> **Recorded data**:

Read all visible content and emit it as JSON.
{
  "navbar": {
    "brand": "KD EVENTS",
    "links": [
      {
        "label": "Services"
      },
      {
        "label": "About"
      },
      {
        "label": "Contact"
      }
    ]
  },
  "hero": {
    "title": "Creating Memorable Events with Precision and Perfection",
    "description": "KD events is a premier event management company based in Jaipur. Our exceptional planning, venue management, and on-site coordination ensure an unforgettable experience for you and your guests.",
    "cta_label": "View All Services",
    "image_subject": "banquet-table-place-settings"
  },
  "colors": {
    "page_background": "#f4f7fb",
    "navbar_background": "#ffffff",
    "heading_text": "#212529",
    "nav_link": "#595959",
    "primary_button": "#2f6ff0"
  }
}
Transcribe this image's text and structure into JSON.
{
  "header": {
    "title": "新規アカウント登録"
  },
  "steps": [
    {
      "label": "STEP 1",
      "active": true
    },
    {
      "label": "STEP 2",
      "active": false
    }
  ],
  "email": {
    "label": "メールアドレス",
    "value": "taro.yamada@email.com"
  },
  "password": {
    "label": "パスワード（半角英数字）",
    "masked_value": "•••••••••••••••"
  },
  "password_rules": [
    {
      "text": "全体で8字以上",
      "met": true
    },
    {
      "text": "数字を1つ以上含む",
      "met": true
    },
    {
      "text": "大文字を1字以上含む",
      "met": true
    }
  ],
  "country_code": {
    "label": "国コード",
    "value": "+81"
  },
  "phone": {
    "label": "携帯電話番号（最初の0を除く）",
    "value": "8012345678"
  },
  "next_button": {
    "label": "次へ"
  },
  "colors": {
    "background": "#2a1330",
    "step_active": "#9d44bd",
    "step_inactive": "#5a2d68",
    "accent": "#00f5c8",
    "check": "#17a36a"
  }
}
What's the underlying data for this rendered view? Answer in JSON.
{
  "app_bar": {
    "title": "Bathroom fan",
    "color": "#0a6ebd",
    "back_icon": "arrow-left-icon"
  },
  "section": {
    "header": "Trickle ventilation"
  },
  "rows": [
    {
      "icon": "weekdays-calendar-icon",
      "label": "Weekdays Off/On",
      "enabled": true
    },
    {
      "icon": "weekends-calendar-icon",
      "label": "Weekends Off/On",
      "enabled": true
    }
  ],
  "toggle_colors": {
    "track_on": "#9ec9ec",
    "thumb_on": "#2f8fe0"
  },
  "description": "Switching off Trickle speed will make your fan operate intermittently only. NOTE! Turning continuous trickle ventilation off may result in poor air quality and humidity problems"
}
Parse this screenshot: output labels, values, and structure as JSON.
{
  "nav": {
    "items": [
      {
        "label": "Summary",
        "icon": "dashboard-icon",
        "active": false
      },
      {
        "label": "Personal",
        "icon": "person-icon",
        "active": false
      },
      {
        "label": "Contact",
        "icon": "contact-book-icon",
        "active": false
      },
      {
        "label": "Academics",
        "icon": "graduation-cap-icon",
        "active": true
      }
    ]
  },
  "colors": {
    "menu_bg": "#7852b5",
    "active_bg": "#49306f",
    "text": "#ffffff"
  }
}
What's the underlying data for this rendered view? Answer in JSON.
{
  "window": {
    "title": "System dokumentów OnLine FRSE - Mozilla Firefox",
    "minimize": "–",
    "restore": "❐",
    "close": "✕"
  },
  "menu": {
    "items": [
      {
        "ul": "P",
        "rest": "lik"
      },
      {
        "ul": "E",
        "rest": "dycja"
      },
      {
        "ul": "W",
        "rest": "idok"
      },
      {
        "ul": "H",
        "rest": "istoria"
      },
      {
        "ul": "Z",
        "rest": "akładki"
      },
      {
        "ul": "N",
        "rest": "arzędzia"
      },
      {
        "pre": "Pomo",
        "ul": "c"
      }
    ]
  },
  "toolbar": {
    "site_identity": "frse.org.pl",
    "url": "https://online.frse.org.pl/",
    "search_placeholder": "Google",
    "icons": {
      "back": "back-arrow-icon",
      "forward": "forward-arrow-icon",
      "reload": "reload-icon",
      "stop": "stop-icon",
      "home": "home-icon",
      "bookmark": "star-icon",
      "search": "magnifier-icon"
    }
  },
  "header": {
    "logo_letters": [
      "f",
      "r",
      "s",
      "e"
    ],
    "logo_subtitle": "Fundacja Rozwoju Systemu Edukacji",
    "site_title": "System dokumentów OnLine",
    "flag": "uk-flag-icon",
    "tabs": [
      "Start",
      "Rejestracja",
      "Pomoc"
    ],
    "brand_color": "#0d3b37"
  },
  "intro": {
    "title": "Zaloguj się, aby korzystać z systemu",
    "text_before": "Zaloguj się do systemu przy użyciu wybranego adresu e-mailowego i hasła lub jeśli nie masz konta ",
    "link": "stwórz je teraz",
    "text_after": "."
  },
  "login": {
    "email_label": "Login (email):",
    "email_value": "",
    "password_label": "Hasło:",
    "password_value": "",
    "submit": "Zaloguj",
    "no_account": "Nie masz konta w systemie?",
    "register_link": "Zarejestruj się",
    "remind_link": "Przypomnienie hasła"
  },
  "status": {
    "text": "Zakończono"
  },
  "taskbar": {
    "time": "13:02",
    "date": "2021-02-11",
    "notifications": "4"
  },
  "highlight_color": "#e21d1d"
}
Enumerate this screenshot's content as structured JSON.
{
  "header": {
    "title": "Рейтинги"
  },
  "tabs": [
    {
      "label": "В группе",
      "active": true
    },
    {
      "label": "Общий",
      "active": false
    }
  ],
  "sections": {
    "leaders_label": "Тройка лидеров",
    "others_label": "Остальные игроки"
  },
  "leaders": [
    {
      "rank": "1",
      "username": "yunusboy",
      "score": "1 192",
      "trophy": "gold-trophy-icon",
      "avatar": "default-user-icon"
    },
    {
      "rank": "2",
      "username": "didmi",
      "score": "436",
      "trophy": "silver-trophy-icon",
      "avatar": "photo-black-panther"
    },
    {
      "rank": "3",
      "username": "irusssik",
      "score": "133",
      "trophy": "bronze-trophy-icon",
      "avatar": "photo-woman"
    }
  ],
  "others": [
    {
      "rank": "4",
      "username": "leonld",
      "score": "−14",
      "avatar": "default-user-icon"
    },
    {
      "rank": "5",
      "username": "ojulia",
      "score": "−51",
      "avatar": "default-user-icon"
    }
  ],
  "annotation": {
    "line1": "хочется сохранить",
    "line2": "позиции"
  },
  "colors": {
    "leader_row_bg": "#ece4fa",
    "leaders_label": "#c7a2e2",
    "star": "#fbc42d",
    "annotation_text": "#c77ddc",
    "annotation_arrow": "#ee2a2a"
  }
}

> **Exercise instructions**: Extract the listing in its entirety, matching it exactly.

> **Answer to this problem**:
Read all visible content and emit it as JSON.
{
  "navbar": {
    "brand": "KD EVENTS",
    "links": [
      {
        "label": "Services"
      },
      {
        "label": "About"
      },
      {
        "label": "Contact"
      }
    ]
  },
  "hero": {
    "title": "Creating Memorable Events with Precision and Perfection",
    "description": "KD events is a premier event management company based in Jaipur. Our exceptional planning, venue management, and on-site coordination ensure an unforgettable experience for you and your guests.",
    "cta_label": "View All Services",
    "image_subject": "banquet-table-place-settings"
  },
  "colors": {
    "page_background": "#f4f7fb",
    "navbar_background": "#ffffff",
    "heading_text": "#212529",
    "nav_link": "#595959",
    "primary_button": "#2f6ff0"
  }
}
Transcribe this image's text and structure into JSON.
{
  "header": {
    "title": "新規アカウント登録"
  },
  "steps": [
    {
      "label": "STEP 1",
      "active": true
    },
    {
      "label": "STEP 2",
      "active": false
    }
  ],
  "email": {
    "label": "メールアドレス",
    "value": "taro.yamada@email.com"
  },
  "password": {
    "label": "パスワード（半角英数字）",
    "masked_value": "•••••••••••••••"
  },
  "password_rules": [
    {
      "text": "全体で8字以上",
      "met": true
    },
    {
      "text": "数字を1つ以上含む",
      "met": true
    },
    {
      "text": "大文字を1字以上含む",
      "met": true
    }
  ],
  "country_code": {
    "label": "国コード",
    "value": "+81"
  },
  "phone": {
    "label": "携帯電話番号（最初の0を除く）",
    "value": "8012345678"
  },
  "next_button": {
    "label": "次へ"
  },
  "colors": {
    "background": "#2a1330",
    "step_active": "#9d44bd",
    "step_inactive": "#5a2d68",
    "accent": "#00f5c8",
    "check": "#17a36a"
  }
}
What's the underlying data for this rendered view? Answer in JSON.
{
  "app_bar": {
    "title": "Bathroom fan",
    "color": "#0a6ebd",
    "back_icon": "arrow-left-icon"
  },
  "section": {
    "header": "Trickle ventilation"
  },
  "rows": [
    {
      "icon": "weekdays-calendar-icon",
      "label": "Weekdays Off/On",
      "enabled": true
    },
    {
      "icon": "weekends-calendar-icon",
      "label": "Weekends Off/On",
      "enabled": true
    }
  ],
  "toggle_colors": {
    "track_on": "#9ec9ec",
    "thumb_on": "#2f8fe0"
  },
  "description": "Switching off Trickle speed will make your fan operate intermittently only. NOTE! Turning continuous trickle ventilation off may result in poor air quality and humidity problems"
}
Parse this screenshot: output labels, values, and structure as JSON.
{
  "nav": {
    "items": [
      {
        "label": "Summary",
        "icon": "dashboard-icon",
        "active": false
      },
      {
        "label": "Personal",
        "icon": "person-icon",
        "active": false
      },
      {
        "label": "Contact",
        "icon": "contact-book-icon",
        "active": false
      },
      {
        "label": "Academics",
        "icon": "graduation-cap-icon",
        "active": true
      }
    ]
  },
  "colors": {
    "menu_bg": "#7852b5",
    "active_bg": "#49306f",
    "text": "#ffffff"
  }
}
What's the underlying data for this rendered view? Answer in JSON.
{
  "window": {
    "title": "System dokumentów OnLine FRSE - Mozilla Firefox",
    "minimize": "–",
    "restore": "❐",
    "close": "✕"
  },
  "menu": {
    "items": [
      {
        "ul": "P",
        "rest": "lik"
      },
      {
        "ul": "E",
        "rest": "dycja"
      },
      {
        "ul": "W",
        "rest": "idok"
      },
      {
        "ul": "H",
        "rest": "istoria"
      },
      {
        "ul": "Z",
        "rest": "akładki"
      },
      {
        "ul": "N",
        "rest": "arzędzia"
      },
      {
        "pre": "Pomo",
        "ul": "c"
      }
    ]
  },
  "toolbar": {
    "site_identity": "frse.org.pl",
    "url": "https://online.frse.org.pl/",
    "search_placeholder": "Google",
    "icons": {
      "back": "back-arrow-icon",
      "forward": "forward-arrow-icon",
      "reload": "reload-icon",
      "stop": "stop-icon",
      "home": "home-icon",
      "bookmark": "star-icon",
      "search": "magnifier-icon"
    }
  },
  "header": {
    "logo_letters": [
      "f",
      "r",
      "s",
      "e"
    ],
    "logo_subtitle": "Fundacja Rozwoju Systemu Edukacji",
    "site_title": "System dokumentów OnLine",
    "flag": "uk-flag-icon",
    "tabs": [
      "Start",
      "Rejestracja",
      "Pomoc"
    ],
    "brand_color": "#0d3b37"
  },
  "intro": {
    "title": "Zaloguj się, aby korzystać z systemu",
    "text_before": "Zaloguj się do systemu przy użyciu wybranego adresu e-mailowego i hasła lub jeśli nie masz konta ",
    "link": "stwórz je teraz",
    "text_after": "."
  },
  "login": {
    "email_label": "Login (email):",
    "email_value": "",
    "password_label": "Hasło:",
    "password_value": "",
    "submit": "Zaloguj",
    "no_account": "Nie masz konta w systemie?",
    "register_link": "Zarejestruj się",
    "remind_link": "Przypomnienie hasła"
  },
  "status": {
    "text": "Zakończono"
  },
  "taskbar": {
    "time": "13:02",
    "date": "2021-02-11",
    "notifications": "4"
  },
  "highlight_color": "#e21d1d"
}
Enumerate this screenshot's content as structured JSON.
{
  "header": {
    "title": "Рейтинги"
  },
  "tabs": [
    {
      "label": "В группе",
      "active": true
    },
    {
      "label": "Общий",
      "active": false
    }
  ],
  "sections": {
    "leaders_label": "Тройка лидеров",
    "others_label": "Остальные игроки"
  },
  "leaders": [
    {
      "rank": "1",
      "username": "yunusboy",
      "score": "1 192",
      "trophy": "gold-trophy-icon",
      "avatar": "default-user-icon"
    },
    {
      "rank": "2",
      "username": "didmi",
      "score": "436",
      "trophy": "silver-trophy-icon",
      "avatar": "photo-black-panther"
    },
    {
      "rank": "3",
      "username": "irusssik",
      "score": "133",
      "trophy": "bronze-trophy-icon",
      "avatar": "photo-woman"
    }
  ],
  "others": [
    {
      "rank": "4",
      "username": "leonld",
      "score": "−14",
      "avatar": "default-user-icon"
    },
    {
      "rank": "5",
      "username": "ojulia",
      "score": "−51",
      "avatar": "default-user-icon"
    }
  ],
  "annotation": {
    "line1": "хочется сохранить",
    "line2": "позиции"
  },
  "colors": {
    "leader_row_bg": "#ece4fa",
    "leaders_label": "#c7a2e2",
    "star": "#fbc42d",
    "annotation_text": "#c77ddc",
    "annotation_arrow": "#ee2a2a"
  }
}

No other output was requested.